— TESTO DA LEGGERE —
----------------

Tutto ciò mostra che Angela si colloca tra le mistiche più insigni.
Viene considerata come colei che, attraverso le differenti vicende della vita e il quotidiano esercizio delle virtù cristiane, ha raggiunto l’apice della perfezione evangelica, divenendo profetessa e maestra della vera scienza di Cristo compendiata nel mistero della Croce.
La Folignate è perciò considerata modello di un nuovo modo di rapportarsi a Dio e di parlare di lui, facendo una teologia basata sulla Parola di Dio, sull’obbedienza alla Chiesa, sull’esperienza diretta del divino nelle sue manifestazioni più intime. Infatti il testo del Liber, non si allontana mai dal vissuto personale, interpretato alla luce della divina sapienza.

----------------

— MATERIALE DI PARTENZA —
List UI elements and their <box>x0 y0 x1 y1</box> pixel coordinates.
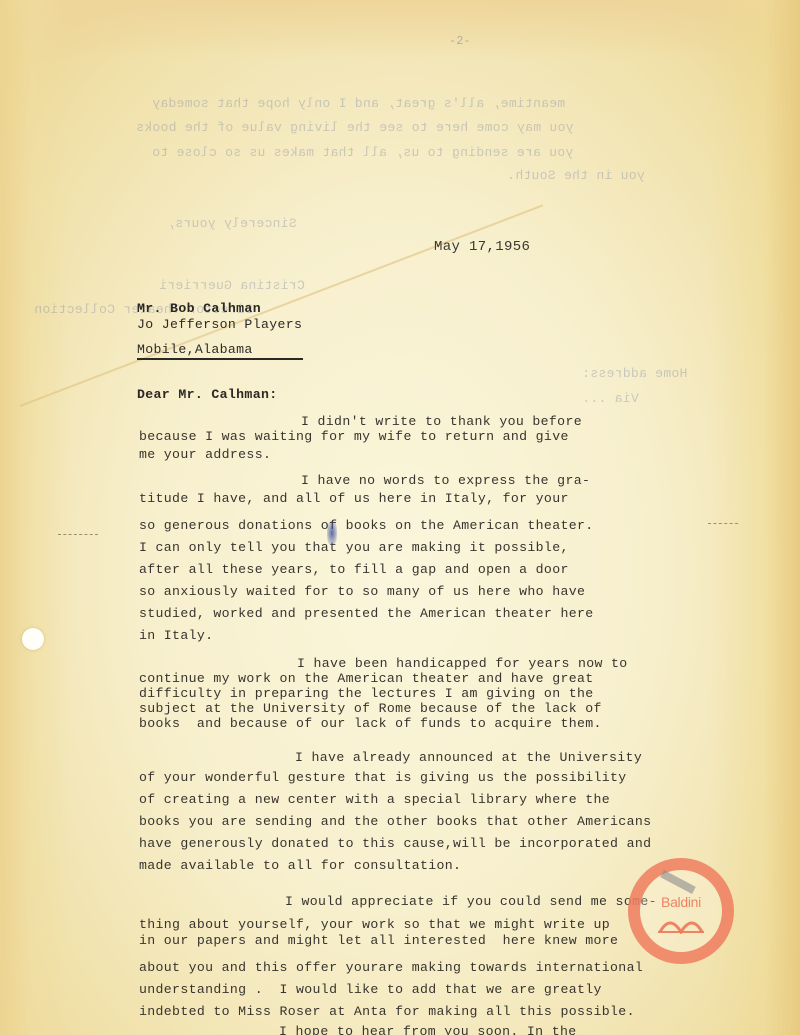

----------------

— PROBLEMI E COMPITI —
a) Indica se ciascuna affermazione concorda con il testo su Angela e cita le parole del testo che lo stabiliscono. (i) Angela è considerata profetessa e maestra della vera scienza di Cristo. (ii) Il testo del Liber si allontana spesso dal vissuto personale. (iii) La teologia della Folignate si basa, fra l’altro, sull’obbedienza alla Chiesa.
b) Prosegui il testo su Angela a partire dalla sua ultima frase.

— RISPOSTE PER ESERCIZIO —
a)
(i) Sì: «divenendo profetessa e maestra della vera scienza di Cristo compendiata nel mistero della Croce».
(ii) No: «il testo del Liber, non si allontana mai dal vissuto personale».
(iii) Sì: «facendo una teologia basata sulla Parola di Dio, sull’obbedienza alla Chiesa».

b)
Lungo i secoli il Liber, scrigno della vita di Angela, è stato universalmente stimato come fonte di itinerari spirituali da vivere e trasmettere ben oltre lo spazio spirituale francescano; se ne ritrovano manoscritti nei conventi benedettini e cistercensi ed è stato oggetto di studio durante la devotio moderna, dove lei è definita magistra theologorum.
Questa fontana di spiritualità zampilla ancora. Ancora oggi infatti esiste a Foligno un cenacolo di preghiera e spiritualità che raccoglie iscritti da tutto il mondo che guardano con religiosa ammirazione ad Angela.
L’immagine poi di una donna come Angela, diventata madre spirituale di molti chierici, valorizza la figura e la missione femminile.
Il suo vissuto di fede, rimanendo fedele alla tradizione viva della Chiesa, mostra un itinerario sorprendentemente moderno: la capacità di Angela in vita di rivitalizzare il cuore credente, com’è successo per Ubertino da Casale nel 1298 e molti altri suoi discepoli, assicura che ancora oggi la sua intercessione celeste possa essere foriera di conversioni e trasformazioni del cuore.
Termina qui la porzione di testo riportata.